- WRITTEN REQUEST
Gather all lines from the material that contain the word "Merah".

Records about charts and figures
_ _ _ _ _ _ _

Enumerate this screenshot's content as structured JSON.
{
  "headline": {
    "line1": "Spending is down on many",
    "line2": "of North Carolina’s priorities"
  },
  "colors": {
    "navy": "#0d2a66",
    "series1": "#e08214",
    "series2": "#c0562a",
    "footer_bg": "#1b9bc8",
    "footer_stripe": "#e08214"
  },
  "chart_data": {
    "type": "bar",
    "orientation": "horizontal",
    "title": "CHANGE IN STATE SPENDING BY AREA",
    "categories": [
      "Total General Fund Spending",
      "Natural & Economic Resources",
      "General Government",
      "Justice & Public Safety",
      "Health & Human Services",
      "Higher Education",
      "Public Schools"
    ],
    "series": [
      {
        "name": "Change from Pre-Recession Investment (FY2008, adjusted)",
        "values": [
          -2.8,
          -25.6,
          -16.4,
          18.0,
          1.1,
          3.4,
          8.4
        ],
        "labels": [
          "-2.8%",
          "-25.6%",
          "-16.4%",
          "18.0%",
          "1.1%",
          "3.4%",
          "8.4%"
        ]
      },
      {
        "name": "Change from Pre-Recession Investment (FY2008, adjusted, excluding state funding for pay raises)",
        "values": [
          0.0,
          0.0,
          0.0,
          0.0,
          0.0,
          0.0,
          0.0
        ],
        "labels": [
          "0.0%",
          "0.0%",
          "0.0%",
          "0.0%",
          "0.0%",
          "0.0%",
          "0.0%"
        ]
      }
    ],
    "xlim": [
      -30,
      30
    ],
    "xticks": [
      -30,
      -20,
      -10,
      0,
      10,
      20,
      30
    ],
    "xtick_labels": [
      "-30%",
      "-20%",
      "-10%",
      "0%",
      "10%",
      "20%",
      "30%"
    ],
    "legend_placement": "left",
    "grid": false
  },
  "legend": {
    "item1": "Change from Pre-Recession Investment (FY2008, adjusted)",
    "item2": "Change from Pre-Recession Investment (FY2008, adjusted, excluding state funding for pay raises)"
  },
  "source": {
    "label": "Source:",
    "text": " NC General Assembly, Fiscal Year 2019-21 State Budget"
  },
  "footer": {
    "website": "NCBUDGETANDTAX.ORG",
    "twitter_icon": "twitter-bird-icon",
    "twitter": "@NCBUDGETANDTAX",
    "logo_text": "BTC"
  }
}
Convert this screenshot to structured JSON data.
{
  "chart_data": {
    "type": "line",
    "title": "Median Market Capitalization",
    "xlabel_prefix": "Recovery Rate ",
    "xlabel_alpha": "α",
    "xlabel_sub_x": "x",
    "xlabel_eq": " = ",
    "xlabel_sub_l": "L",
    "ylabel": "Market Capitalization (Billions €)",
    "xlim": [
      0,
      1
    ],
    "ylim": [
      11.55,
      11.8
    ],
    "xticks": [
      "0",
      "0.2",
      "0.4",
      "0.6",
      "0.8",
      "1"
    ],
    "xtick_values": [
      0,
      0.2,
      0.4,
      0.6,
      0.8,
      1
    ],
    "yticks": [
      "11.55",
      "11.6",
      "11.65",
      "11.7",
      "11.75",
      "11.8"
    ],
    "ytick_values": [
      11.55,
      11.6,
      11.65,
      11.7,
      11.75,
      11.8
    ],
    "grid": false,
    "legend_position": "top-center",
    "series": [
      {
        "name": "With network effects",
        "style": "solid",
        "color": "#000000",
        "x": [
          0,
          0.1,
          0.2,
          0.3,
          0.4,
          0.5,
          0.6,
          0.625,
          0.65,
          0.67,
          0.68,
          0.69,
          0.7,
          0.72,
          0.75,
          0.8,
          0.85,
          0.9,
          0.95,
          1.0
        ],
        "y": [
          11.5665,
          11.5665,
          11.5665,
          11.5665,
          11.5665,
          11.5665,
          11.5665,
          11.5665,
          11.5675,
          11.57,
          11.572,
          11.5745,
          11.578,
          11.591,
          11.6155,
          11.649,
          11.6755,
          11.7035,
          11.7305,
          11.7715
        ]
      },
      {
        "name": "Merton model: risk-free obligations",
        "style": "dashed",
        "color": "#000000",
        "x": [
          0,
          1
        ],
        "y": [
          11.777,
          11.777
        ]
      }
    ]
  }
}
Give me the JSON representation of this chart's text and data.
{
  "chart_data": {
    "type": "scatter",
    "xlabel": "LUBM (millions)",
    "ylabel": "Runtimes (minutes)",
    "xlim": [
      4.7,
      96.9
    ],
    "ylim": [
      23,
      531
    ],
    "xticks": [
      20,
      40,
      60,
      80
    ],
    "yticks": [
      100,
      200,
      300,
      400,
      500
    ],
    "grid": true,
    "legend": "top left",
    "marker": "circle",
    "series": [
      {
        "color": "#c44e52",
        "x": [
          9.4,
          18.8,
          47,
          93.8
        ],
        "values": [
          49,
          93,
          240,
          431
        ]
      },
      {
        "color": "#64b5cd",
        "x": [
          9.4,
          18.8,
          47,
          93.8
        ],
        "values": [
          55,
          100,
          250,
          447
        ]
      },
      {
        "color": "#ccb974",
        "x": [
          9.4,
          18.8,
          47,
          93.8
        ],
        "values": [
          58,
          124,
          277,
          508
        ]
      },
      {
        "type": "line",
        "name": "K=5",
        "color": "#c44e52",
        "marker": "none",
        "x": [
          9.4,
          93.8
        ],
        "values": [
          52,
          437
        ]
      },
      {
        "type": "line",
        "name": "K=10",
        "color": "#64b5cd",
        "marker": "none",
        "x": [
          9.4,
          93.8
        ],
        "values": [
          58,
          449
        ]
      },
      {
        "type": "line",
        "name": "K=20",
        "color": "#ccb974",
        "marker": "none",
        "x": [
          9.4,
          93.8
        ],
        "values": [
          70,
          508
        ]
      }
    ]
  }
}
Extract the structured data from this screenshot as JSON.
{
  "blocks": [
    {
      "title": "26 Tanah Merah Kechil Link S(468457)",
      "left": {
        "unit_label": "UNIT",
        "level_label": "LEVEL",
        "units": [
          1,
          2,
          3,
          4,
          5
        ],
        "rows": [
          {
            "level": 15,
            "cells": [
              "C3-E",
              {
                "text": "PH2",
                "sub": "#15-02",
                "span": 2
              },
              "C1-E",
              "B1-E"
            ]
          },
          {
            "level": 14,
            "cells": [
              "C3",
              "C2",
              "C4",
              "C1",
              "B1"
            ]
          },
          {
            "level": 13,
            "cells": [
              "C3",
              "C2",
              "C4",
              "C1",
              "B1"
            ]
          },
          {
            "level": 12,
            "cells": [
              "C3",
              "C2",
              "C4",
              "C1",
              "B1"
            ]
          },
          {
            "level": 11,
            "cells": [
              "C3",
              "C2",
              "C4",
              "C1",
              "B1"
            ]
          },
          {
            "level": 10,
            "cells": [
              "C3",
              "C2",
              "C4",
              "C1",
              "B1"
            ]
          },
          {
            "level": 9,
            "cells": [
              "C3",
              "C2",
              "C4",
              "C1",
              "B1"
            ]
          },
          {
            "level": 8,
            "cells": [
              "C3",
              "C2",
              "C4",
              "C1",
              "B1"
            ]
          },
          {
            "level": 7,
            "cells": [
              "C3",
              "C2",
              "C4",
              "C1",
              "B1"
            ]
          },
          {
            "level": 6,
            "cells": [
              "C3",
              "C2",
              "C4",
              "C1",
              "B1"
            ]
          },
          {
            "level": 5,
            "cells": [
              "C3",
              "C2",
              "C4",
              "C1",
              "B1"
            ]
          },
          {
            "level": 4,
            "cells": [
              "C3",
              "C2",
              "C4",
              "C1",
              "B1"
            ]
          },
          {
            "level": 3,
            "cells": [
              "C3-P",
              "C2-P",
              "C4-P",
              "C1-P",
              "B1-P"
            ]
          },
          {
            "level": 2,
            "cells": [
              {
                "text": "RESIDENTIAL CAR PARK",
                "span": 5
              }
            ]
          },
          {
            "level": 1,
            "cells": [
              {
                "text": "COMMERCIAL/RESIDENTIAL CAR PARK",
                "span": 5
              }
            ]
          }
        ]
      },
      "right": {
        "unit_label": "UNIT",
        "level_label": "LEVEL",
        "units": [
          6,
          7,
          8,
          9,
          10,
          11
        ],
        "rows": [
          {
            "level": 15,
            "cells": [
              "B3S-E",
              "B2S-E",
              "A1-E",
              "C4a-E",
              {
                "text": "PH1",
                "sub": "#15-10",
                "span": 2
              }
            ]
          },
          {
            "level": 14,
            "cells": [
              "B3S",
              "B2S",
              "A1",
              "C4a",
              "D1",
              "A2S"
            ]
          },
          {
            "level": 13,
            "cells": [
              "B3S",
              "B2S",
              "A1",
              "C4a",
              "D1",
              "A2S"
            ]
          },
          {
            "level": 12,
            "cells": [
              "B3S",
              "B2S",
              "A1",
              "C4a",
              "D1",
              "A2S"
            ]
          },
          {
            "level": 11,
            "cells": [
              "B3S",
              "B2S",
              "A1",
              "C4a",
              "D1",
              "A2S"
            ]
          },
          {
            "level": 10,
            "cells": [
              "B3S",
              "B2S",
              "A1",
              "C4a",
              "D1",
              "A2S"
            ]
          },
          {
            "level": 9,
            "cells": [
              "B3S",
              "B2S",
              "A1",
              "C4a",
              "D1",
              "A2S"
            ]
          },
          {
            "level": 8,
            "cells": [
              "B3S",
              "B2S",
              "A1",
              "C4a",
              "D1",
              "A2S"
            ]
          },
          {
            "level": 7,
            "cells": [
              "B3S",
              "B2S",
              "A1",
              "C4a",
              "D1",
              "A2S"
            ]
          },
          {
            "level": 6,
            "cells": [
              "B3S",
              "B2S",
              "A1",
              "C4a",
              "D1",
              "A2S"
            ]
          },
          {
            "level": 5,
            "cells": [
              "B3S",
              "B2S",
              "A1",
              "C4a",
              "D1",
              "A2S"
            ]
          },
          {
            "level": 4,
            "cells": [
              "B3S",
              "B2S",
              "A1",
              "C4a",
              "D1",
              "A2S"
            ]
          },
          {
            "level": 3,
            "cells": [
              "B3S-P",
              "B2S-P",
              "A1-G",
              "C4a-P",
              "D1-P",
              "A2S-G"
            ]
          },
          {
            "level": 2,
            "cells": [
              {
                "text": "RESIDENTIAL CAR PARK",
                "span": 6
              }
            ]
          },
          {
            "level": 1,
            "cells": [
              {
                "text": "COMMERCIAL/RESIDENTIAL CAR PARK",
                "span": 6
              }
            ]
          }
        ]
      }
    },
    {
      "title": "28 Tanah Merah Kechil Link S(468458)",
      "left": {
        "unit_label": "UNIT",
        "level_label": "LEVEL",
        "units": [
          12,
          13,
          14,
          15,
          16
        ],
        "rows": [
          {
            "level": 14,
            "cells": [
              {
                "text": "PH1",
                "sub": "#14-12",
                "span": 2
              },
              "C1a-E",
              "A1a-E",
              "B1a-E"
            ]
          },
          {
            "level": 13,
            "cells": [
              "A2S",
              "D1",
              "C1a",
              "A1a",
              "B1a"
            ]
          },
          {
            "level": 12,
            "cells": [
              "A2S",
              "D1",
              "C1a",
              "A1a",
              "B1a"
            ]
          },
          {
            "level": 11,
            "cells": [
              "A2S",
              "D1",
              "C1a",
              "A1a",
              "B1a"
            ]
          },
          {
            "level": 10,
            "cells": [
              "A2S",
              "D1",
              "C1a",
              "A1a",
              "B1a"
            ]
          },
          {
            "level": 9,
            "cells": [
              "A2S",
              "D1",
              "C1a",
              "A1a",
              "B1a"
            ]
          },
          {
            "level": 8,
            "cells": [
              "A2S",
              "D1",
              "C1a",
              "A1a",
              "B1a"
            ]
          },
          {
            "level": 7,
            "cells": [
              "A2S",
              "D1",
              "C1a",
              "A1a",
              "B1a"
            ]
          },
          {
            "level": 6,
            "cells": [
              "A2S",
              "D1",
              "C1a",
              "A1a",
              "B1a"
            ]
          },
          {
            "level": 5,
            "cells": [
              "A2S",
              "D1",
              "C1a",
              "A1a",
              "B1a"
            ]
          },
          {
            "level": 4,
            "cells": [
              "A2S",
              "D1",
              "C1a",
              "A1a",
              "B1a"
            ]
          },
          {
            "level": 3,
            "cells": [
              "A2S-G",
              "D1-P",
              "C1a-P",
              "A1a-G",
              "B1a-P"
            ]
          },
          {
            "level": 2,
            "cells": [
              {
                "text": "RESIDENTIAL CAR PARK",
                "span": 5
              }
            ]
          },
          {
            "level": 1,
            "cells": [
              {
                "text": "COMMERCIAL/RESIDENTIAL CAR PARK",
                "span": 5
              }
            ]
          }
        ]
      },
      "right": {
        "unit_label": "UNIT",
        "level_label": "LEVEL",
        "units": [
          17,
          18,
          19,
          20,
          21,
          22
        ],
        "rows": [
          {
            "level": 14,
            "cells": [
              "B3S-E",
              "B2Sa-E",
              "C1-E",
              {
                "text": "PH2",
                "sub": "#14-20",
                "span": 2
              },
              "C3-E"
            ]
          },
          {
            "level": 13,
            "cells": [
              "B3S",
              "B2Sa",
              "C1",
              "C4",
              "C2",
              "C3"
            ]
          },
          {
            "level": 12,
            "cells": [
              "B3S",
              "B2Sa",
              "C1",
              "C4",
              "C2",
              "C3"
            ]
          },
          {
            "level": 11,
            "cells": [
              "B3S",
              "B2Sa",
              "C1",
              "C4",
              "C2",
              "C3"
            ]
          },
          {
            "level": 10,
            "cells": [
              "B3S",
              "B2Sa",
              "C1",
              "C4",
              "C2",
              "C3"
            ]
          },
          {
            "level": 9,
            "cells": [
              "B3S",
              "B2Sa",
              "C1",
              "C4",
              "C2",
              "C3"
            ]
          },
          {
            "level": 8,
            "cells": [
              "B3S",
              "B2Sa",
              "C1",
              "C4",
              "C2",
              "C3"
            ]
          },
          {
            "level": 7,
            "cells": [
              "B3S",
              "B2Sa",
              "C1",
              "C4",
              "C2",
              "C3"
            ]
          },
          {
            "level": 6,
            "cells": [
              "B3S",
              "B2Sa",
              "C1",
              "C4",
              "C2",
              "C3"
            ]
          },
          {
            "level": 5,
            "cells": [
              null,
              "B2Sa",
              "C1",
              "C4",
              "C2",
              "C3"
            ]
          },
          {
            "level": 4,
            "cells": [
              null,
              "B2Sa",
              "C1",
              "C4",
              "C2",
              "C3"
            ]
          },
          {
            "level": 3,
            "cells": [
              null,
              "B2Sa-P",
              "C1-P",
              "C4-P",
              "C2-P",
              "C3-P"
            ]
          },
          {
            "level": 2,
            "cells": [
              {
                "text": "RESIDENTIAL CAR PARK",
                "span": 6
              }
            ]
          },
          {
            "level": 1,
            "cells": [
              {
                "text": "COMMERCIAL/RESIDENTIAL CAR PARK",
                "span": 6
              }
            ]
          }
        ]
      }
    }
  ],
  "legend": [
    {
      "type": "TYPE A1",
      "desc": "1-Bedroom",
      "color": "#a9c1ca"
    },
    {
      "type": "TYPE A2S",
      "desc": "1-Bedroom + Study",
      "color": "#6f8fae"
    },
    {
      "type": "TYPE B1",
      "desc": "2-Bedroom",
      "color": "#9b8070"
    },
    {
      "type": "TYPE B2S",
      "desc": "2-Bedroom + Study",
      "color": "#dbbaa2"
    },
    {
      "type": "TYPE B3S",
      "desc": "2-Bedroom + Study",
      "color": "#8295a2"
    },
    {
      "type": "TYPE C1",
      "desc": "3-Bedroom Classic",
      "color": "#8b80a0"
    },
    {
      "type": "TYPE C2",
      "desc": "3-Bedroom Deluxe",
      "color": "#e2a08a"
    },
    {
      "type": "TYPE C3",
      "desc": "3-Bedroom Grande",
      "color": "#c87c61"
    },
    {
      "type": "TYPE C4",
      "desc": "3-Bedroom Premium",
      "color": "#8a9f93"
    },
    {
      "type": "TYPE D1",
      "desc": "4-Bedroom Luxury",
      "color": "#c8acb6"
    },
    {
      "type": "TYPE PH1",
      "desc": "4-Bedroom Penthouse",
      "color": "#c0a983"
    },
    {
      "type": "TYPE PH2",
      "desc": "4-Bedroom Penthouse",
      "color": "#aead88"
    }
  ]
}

_ _ _ _ _ _ _

- TASK RESULT
      "title": "26 Tanah Merah Kechil Link S(468457)",
      "title": "28 Tanah Merah Kechil Link S(468458)",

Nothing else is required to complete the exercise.